** START OF Dataset excerpts **
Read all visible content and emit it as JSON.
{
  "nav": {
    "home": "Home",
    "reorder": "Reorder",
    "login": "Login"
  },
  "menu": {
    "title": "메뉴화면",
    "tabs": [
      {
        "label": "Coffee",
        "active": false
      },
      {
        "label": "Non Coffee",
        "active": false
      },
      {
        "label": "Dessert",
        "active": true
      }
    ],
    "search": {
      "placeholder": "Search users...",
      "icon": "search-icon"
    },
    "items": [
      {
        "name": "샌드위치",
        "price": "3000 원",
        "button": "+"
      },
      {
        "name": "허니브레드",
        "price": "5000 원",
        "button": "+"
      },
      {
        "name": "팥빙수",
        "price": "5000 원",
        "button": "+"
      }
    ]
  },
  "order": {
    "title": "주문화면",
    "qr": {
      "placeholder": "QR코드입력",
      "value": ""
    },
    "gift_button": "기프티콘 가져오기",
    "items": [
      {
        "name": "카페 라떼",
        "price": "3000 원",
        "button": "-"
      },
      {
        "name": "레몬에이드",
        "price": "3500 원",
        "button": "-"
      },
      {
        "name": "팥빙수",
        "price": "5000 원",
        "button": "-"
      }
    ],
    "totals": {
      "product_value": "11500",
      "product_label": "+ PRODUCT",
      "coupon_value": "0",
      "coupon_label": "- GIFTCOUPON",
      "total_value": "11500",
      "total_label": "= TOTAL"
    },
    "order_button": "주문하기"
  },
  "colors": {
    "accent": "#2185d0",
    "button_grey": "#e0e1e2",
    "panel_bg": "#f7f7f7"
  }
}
** END OF Dataset excerpts **
What to work on | Your task is to gather all lines from the entries above that hold the word "placeholder".

Worked answer |
      "placeholder": "Search users...",
      "placeholder": "QR코드입력",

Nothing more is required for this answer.